▶ [WORK INSTRUCTIONS]
Copy, in full, each line of the material that holds the word "this".

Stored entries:
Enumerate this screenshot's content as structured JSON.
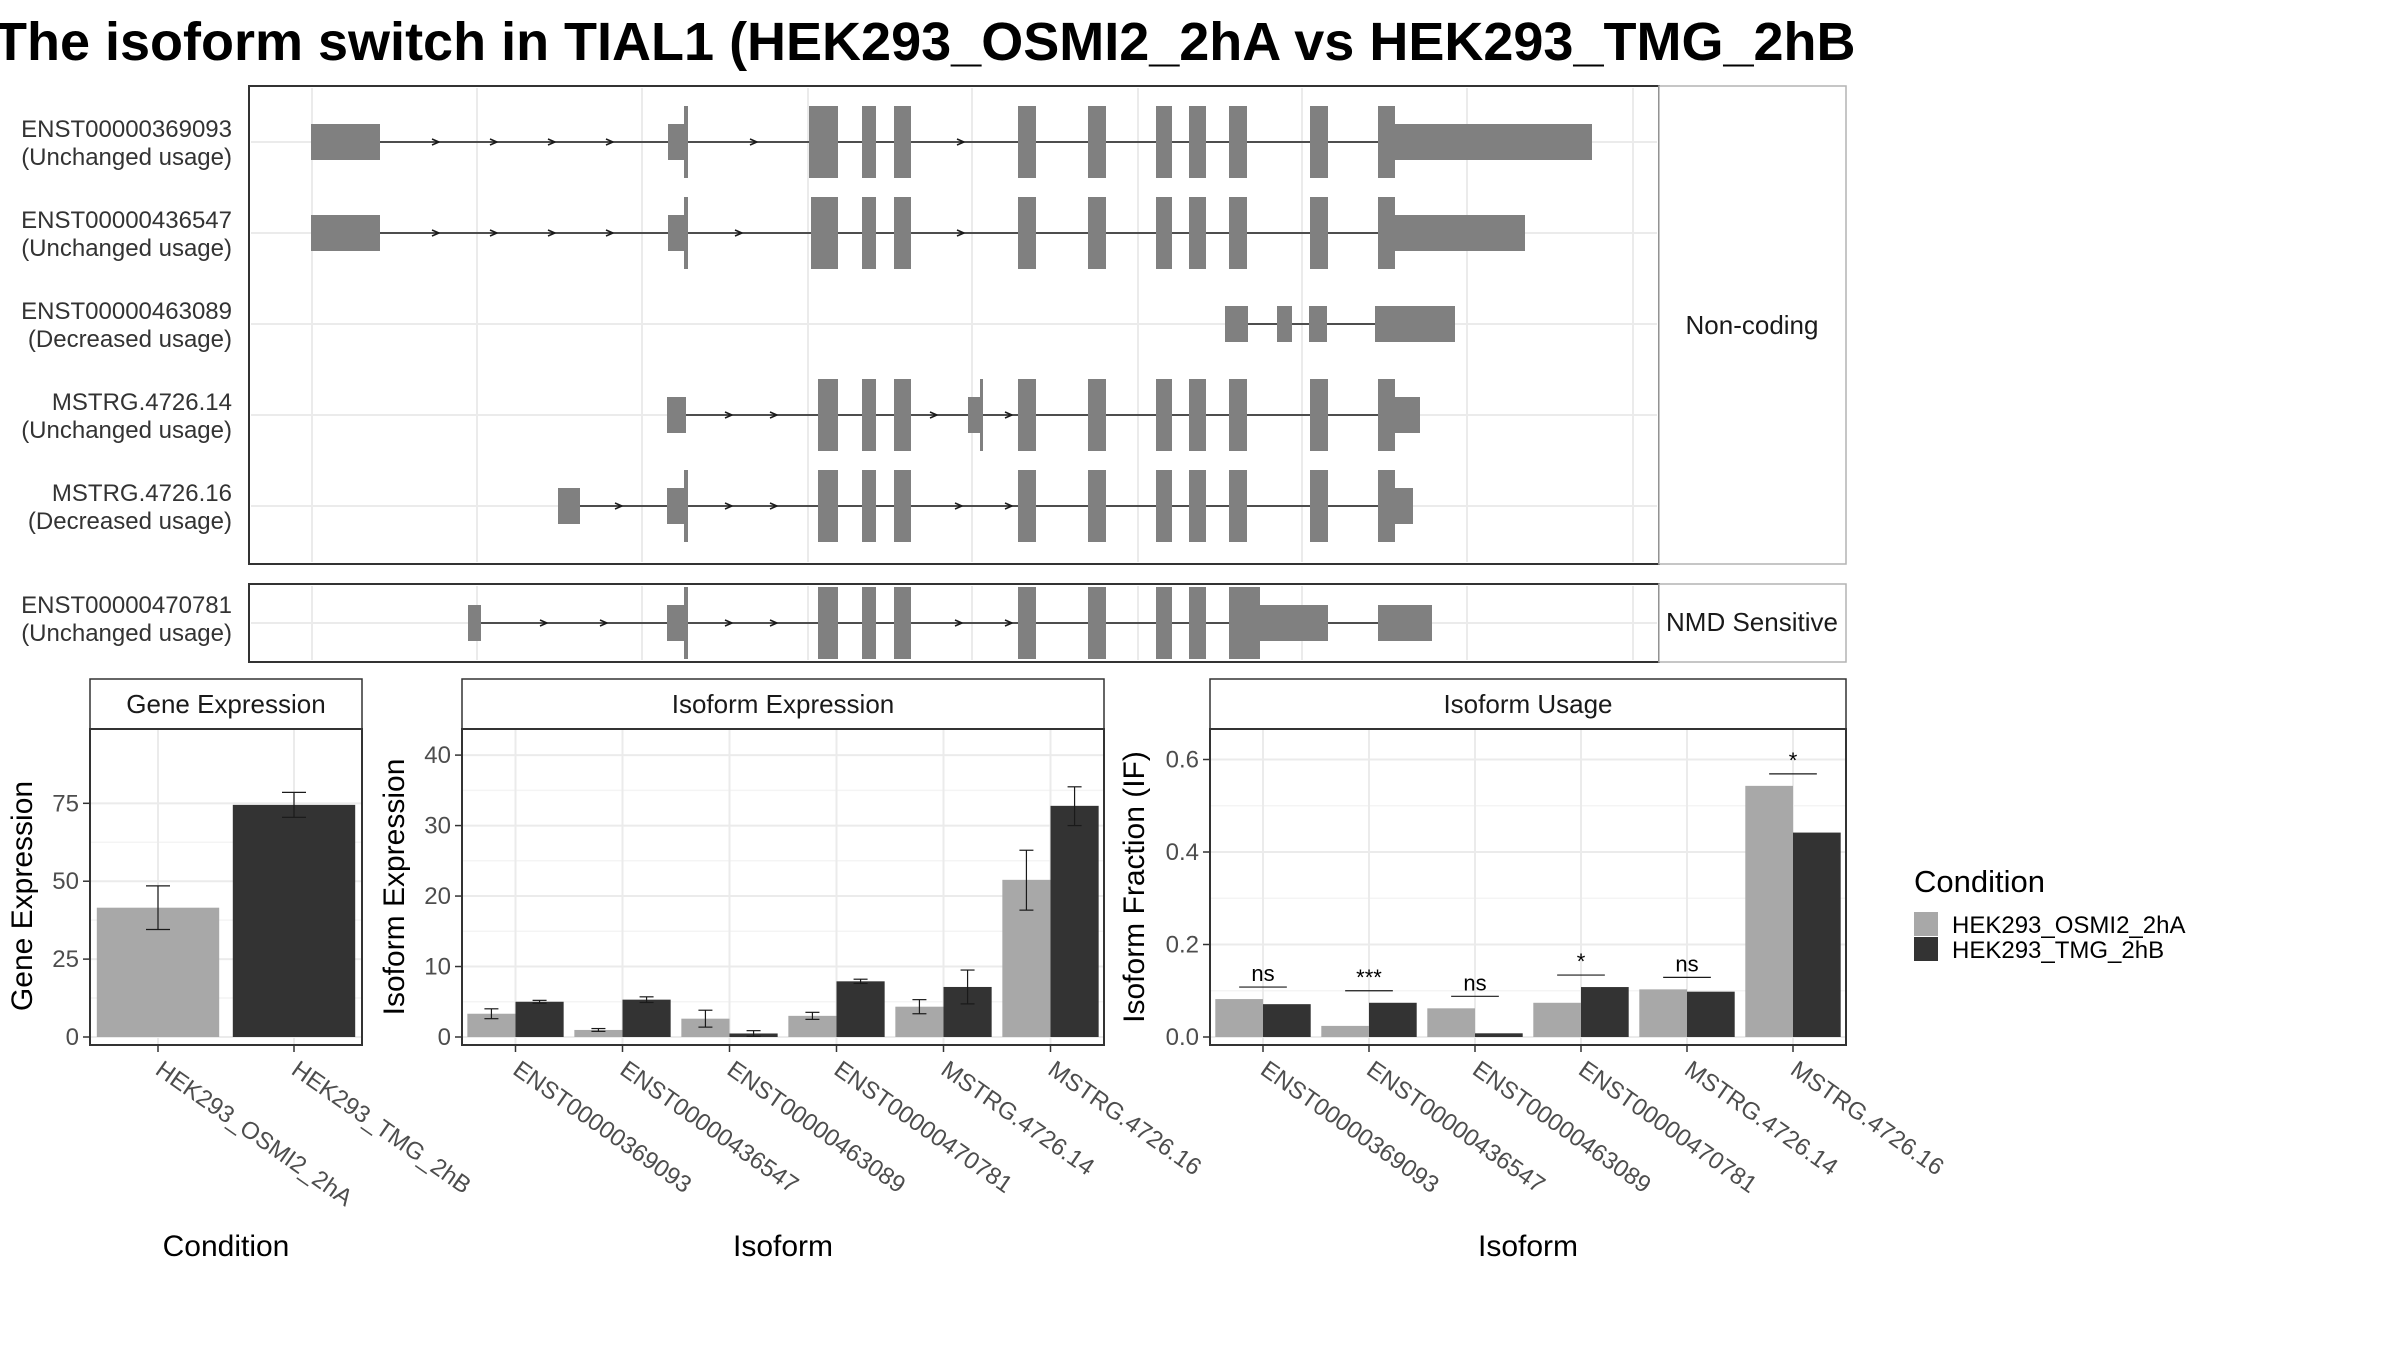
{
  "title": "The isoform switch in TIAL1 (HEK293_OSMI2_2hA vs HEK293_TMG_2hB",
  "colors": {
    "cond1": "#a8a8a8",
    "cond2": "#333333",
    "exon": "#808080",
    "panel_border": "#333333",
    "strip_fill": "#ffffff",
    "grid": "#ebebeb"
  },
  "chart_data": [
    {
      "type": "gene_structure",
      "strips": [
        "Non-coding",
        "NMD Sensitive"
      ],
      "transcripts": [
        {
          "id": "ENST00000369093",
          "usage": "(Unchanged usage)",
          "group": "Non-coding"
        },
        {
          "id": "ENST00000436547",
          "usage": "(Unchanged usage)",
          "group": "Non-coding"
        },
        {
          "id": "ENST00000463089",
          "usage": "(Decreased usage)",
          "group": "Non-coding"
        },
        {
          "id": "MSTRG.4726.14",
          "usage": "(Unchanged usage)",
          "group": "Non-coding"
        },
        {
          "id": "MSTRG.4726.16",
          "usage": "(Decreased usage)",
          "group": "Non-coding"
        },
        {
          "id": "ENST00000470781",
          "usage": "(Unchanged usage)",
          "group": "NMD Sensitive"
        }
      ]
    },
    {
      "type": "bar",
      "title": "Gene Expression",
      "xlabel": "Condition",
      "ylabel": "Gene Expression",
      "ylim": [
        0,
        95
      ],
      "yticks": [
        0,
        25,
        50,
        75
      ],
      "categories": [
        "HEK293_OSMI2_2hA",
        "HEK293_TMG_2hB"
      ],
      "values": [
        41.5,
        74.5
      ],
      "errors": [
        [
          34.5,
          48.5
        ],
        [
          70.5,
          78.5
        ]
      ]
    },
    {
      "type": "bar",
      "title": "Isoform Expression",
      "xlabel": "Isoform",
      "ylabel": "Isoform Expression",
      "ylim": [
        0,
        42
      ],
      "yticks": [
        0,
        10,
        20,
        30,
        40
      ],
      "categories": [
        "ENST00000369093",
        "ENST00000436547",
        "ENST00000463089",
        "ENST00000470781",
        "MSTRG.4726.14",
        "MSTRG.4726.16"
      ],
      "series": [
        {
          "name": "HEK293_OSMI2_2hA",
          "values": [
            3.3,
            1.0,
            2.6,
            3.0,
            4.3,
            22.3
          ],
          "errors": [
            [
              2.6,
              4.0
            ],
            [
              0.8,
              1.2
            ],
            [
              1.4,
              3.8
            ],
            [
              2.5,
              3.5
            ],
            [
              3.3,
              5.3
            ],
            [
              18.0,
              26.5
            ]
          ]
        },
        {
          "name": "HEK293_TMG_2hB",
          "values": [
            5.0,
            5.3,
            0.5,
            7.9,
            7.1,
            32.8
          ],
          "errors": [
            [
              4.8,
              5.2
            ],
            [
              4.9,
              5.7
            ],
            [
              0.1,
              0.9
            ],
            [
              7.6,
              8.2
            ],
            [
              4.7,
              9.5
            ],
            [
              30.0,
              35.5
            ]
          ]
        }
      ]
    },
    {
      "type": "bar",
      "title": "Isoform Usage",
      "xlabel": "Isoform",
      "ylabel": "Isoform Fraction (IF)",
      "ylim": [
        0,
        0.64
      ],
      "yticks": [
        0.0,
        0.2,
        0.4,
        0.6
      ],
      "ytick_labels": [
        "0.0",
        "0.2",
        "0.4",
        "0.6"
      ],
      "categories": [
        "ENST00000369093",
        "ENST00000436547",
        "ENST00000463089",
        "ENST00000470781",
        "MSTRG.4726.14",
        "MSTRG.4726.16"
      ],
      "series": [
        {
          "name": "HEK293_OSMI2_2hA",
          "values": [
            0.082,
            0.024,
            0.062,
            0.074,
            0.103,
            0.543
          ]
        },
        {
          "name": "HEK293_TMG_2hB",
          "values": [
            0.071,
            0.074,
            0.008,
            0.108,
            0.098,
            0.442
          ]
        }
      ],
      "significance": [
        "ns",
        "***",
        "ns",
        "*",
        "ns",
        "*"
      ]
    }
  ],
  "legend": {
    "title": "Condition",
    "items": [
      "HEK293_OSMI2_2hA",
      "HEK293_TMG_2hB"
    ]
  }
}
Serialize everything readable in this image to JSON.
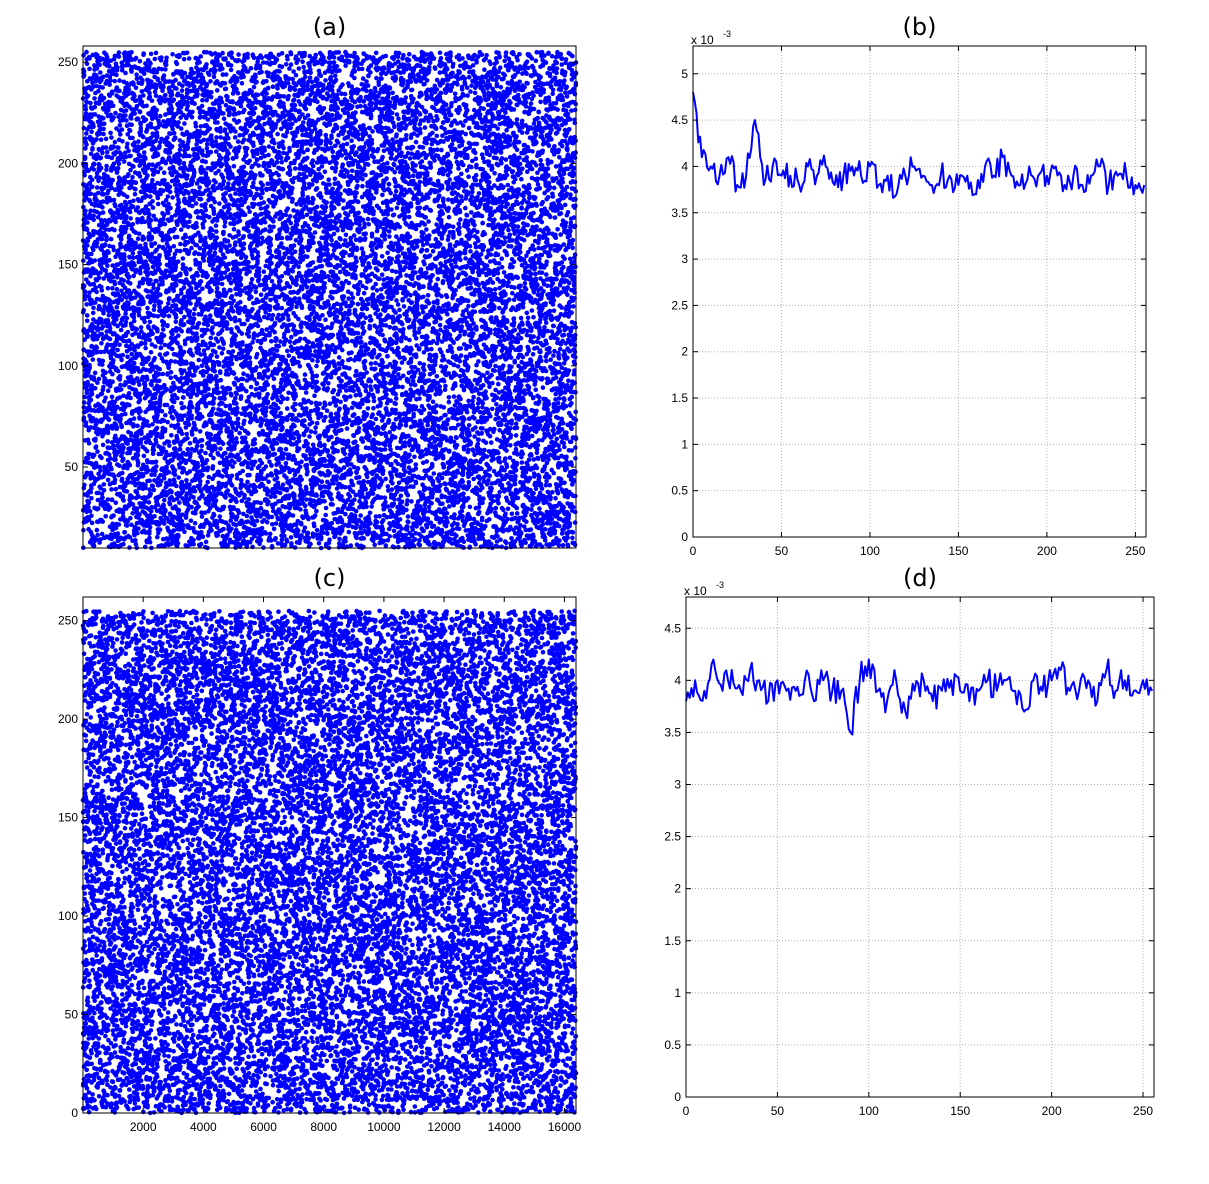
{
  "chart_data": [
    {
      "panel": "a",
      "type": "scatter",
      "title": "(a)",
      "xlabel": "",
      "ylabel": "",
      "xlim": [
        0,
        16384
      ],
      "ylim": [
        10,
        258
      ],
      "xticks": [],
      "yticks": [
        50,
        100,
        150,
        200,
        250
      ],
      "grid": false,
      "series": [
        {
          "color": "#0000ff",
          "marker": "dot",
          "n_points": 16384,
          "description": "values spread uniformly over 0-255 across all 16384 positions",
          "y_range": [
            0,
            255
          ]
        }
      ]
    },
    {
      "panel": "b",
      "type": "line",
      "title": "(b)",
      "xlabel": "",
      "ylabel": "",
      "xlim": [
        0,
        256
      ],
      "ylim": [
        0,
        0.0053
      ],
      "xticks": [
        0,
        50,
        100,
        150,
        200,
        250
      ],
      "yticks": [
        0,
        0.5,
        1,
        1.5,
        2,
        2.5,
        3,
        3.5,
        4,
        4.5,
        5
      ],
      "yscale_multiplier": "x 10",
      "yscale_exponent": "-3",
      "grid": true,
      "series": [
        {
          "color": "#0000ff",
          "x": [
            0,
            5,
            10,
            15,
            20,
            25,
            30,
            35,
            40,
            45,
            50,
            55,
            60,
            65,
            70,
            75,
            80,
            85,
            90,
            95,
            100,
            105,
            110,
            115,
            120,
            125,
            130,
            135,
            140,
            145,
            150,
            155,
            160,
            165,
            170,
            175,
            180,
            185,
            190,
            195,
            200,
            205,
            210,
            215,
            220,
            225,
            230,
            235,
            240,
            245,
            250,
            255
          ],
          "values": [
            0.0048,
            0.0041,
            0.004,
            0.0039,
            0.0041,
            0.0038,
            0.0039,
            0.0045,
            0.0038,
            0.004,
            0.0039,
            0.0039,
            0.0038,
            0.004,
            0.0039,
            0.004,
            0.0038,
            0.0039,
            0.004,
            0.0039,
            0.004,
            0.0038,
            0.0039,
            0.0037,
            0.0039,
            0.004,
            0.0039,
            0.0038,
            0.0039,
            0.0039,
            0.0038,
            0.0039,
            0.0037,
            0.004,
            0.0039,
            0.0041,
            0.0039,
            0.0038,
            0.004,
            0.0039,
            0.0039,
            0.004,
            0.0038,
            0.0039,
            0.0038,
            0.0039,
            0.004,
            0.0038,
            0.0039,
            0.0039,
            0.0038,
            0.0038
          ]
        }
      ]
    },
    {
      "panel": "c",
      "type": "scatter",
      "title": "(c)",
      "xlabel": "",
      "ylabel": "",
      "xlim": [
        0,
        16384
      ],
      "ylim": [
        0,
        262
      ],
      "xticks": [
        2000,
        4000,
        6000,
        8000,
        10000,
        12000,
        14000,
        16000
      ],
      "yticks": [
        0,
        50,
        100,
        150,
        200,
        250
      ],
      "grid": false,
      "series": [
        {
          "color": "#0000ff",
          "marker": "dot",
          "n_points": 16384,
          "description": "values spread uniformly over 0-255 across all 16384 positions",
          "y_range": [
            0,
            255
          ]
        }
      ]
    },
    {
      "panel": "d",
      "type": "line",
      "title": "(d)",
      "xlabel": "",
      "ylabel": "",
      "xlim": [
        0,
        256
      ],
      "ylim": [
        0,
        0.0048
      ],
      "xticks": [
        0,
        50,
        100,
        150,
        200,
        250
      ],
      "yticks": [
        0,
        0.5,
        1,
        1.5,
        2,
        2.5,
        3,
        3.5,
        4,
        4.5
      ],
      "yscale_multiplier": "x 10",
      "yscale_exponent": "-3",
      "grid": true,
      "series": [
        {
          "color": "#0000ff",
          "x": [
            0,
            5,
            10,
            15,
            20,
            25,
            30,
            35,
            40,
            45,
            50,
            55,
            60,
            65,
            70,
            75,
            80,
            85,
            90,
            95,
            100,
            105,
            110,
            115,
            120,
            125,
            130,
            135,
            140,
            145,
            150,
            155,
            160,
            165,
            170,
            175,
            180,
            185,
            190,
            195,
            200,
            205,
            210,
            215,
            220,
            225,
            230,
            235,
            240,
            245,
            250,
            255
          ],
          "values": [
            0.0038,
            0.004,
            0.0039,
            0.0042,
            0.0039,
            0.0041,
            0.0039,
            0.0041,
            0.004,
            0.0038,
            0.004,
            0.0039,
            0.0039,
            0.004,
            0.0038,
            0.004,
            0.0039,
            0.0039,
            0.0035,
            0.004,
            0.0042,
            0.0039,
            0.0038,
            0.004,
            0.0037,
            0.0039,
            0.004,
            0.0038,
            0.0039,
            0.004,
            0.0039,
            0.0038,
            0.0039,
            0.004,
            0.0039,
            0.004,
            0.0039,
            0.0037,
            0.004,
            0.0039,
            0.004,
            0.0041,
            0.0039,
            0.0039,
            0.004,
            0.0038,
            0.0041,
            0.0039,
            0.004,
            0.0039,
            0.004,
            0.0039
          ]
        }
      ]
    }
  ]
}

▶ [THE RESPONSE]
Enumerate this screenshot's content as structured JSON.
Serialize everything readable in this image to JSON.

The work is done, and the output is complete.